***** Exercise data *****

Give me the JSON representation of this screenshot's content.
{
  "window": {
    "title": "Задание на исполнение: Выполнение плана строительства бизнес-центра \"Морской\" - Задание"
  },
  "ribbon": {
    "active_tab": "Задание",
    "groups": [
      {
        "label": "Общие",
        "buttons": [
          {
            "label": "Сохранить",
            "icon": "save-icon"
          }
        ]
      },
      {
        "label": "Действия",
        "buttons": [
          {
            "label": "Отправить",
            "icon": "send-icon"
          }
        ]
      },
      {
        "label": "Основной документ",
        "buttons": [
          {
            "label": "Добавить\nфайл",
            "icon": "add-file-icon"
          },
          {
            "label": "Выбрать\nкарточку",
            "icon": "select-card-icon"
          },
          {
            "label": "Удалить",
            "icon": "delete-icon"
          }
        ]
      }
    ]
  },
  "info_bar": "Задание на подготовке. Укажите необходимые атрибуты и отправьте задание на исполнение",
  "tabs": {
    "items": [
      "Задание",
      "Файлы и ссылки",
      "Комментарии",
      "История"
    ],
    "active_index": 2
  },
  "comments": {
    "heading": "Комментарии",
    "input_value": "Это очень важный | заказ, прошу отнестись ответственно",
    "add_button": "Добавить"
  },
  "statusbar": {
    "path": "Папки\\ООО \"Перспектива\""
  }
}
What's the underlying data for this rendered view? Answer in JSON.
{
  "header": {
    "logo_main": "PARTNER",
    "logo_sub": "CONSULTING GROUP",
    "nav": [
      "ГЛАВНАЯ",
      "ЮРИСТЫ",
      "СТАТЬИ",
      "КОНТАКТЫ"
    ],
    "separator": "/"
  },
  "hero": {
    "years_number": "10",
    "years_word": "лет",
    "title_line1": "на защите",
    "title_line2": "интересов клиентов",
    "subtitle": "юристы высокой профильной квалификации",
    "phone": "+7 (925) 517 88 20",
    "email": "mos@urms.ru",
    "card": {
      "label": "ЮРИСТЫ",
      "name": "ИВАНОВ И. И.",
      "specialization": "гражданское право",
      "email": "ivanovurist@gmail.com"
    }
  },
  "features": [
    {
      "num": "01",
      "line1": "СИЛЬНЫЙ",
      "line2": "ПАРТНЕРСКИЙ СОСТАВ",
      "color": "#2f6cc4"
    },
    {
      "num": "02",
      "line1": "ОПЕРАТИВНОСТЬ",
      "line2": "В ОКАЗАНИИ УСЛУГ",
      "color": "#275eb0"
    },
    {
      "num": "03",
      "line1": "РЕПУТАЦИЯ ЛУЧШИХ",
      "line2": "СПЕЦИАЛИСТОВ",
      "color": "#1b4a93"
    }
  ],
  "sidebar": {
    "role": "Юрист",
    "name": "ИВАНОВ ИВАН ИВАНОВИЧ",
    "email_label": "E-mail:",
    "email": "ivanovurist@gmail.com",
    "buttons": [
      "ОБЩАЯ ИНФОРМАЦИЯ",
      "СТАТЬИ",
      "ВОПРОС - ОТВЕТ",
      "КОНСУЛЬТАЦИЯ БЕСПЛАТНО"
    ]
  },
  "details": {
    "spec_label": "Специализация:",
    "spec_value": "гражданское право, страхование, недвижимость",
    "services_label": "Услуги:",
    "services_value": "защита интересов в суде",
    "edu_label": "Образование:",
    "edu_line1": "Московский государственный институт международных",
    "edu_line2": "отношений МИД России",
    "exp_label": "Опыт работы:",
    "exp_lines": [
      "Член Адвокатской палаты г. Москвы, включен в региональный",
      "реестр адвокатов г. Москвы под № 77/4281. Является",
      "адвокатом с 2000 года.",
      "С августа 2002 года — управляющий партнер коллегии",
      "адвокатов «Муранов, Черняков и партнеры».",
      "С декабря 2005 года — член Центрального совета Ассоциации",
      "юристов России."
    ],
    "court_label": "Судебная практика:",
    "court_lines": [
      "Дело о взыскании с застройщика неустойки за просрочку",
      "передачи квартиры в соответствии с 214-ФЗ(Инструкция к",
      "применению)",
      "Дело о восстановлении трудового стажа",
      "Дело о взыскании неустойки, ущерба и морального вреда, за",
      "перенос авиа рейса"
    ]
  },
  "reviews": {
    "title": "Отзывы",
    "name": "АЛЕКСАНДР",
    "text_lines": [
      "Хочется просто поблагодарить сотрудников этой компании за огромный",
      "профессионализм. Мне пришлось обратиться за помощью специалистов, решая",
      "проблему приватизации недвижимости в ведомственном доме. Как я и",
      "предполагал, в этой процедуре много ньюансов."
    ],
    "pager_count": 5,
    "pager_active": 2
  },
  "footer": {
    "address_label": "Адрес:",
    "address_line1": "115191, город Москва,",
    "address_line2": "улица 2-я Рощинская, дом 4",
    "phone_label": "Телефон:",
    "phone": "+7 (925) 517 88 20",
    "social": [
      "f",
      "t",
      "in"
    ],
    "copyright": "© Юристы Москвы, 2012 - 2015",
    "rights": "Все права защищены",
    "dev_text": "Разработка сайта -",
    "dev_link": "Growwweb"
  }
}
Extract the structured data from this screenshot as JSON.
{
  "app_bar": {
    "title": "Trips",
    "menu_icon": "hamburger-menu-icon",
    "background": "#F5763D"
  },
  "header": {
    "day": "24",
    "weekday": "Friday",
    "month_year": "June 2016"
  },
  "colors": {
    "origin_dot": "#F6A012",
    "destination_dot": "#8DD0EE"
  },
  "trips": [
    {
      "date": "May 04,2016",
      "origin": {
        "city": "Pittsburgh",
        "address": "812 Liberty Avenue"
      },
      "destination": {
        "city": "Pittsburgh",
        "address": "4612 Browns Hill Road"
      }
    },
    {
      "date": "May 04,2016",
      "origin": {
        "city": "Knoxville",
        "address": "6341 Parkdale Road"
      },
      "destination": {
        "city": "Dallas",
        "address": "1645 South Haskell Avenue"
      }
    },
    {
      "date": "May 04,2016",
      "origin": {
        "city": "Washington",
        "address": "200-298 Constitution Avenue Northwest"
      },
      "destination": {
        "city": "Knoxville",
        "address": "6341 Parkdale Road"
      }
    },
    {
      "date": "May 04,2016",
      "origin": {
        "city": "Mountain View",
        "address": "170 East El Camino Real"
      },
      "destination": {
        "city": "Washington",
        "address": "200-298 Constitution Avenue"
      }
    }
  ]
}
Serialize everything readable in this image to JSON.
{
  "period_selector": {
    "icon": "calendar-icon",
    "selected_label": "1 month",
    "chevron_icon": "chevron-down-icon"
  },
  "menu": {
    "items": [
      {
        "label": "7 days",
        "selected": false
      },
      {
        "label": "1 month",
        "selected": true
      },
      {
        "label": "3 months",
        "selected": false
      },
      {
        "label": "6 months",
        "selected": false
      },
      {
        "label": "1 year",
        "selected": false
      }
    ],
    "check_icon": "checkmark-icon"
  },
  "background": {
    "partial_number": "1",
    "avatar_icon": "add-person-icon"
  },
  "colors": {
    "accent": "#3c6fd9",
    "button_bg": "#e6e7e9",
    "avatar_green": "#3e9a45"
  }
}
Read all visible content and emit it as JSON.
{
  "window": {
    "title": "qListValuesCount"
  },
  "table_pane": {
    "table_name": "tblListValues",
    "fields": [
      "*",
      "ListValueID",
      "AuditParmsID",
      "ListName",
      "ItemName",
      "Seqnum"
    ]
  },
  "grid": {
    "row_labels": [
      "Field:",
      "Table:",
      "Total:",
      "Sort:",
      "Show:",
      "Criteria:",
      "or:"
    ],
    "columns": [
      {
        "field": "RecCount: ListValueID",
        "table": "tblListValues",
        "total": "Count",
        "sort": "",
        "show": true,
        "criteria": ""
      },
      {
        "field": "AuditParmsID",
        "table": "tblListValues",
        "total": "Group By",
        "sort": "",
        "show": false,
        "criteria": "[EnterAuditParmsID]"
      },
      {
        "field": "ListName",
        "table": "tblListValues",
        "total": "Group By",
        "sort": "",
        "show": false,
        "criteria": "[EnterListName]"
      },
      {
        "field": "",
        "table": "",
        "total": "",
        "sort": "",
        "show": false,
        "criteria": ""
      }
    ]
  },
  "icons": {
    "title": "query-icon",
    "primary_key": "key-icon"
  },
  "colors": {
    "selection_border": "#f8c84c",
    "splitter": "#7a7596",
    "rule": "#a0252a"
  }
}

*****

State how many lines hold the word "гражданское". The number is the whole answer.

Written answer -> 2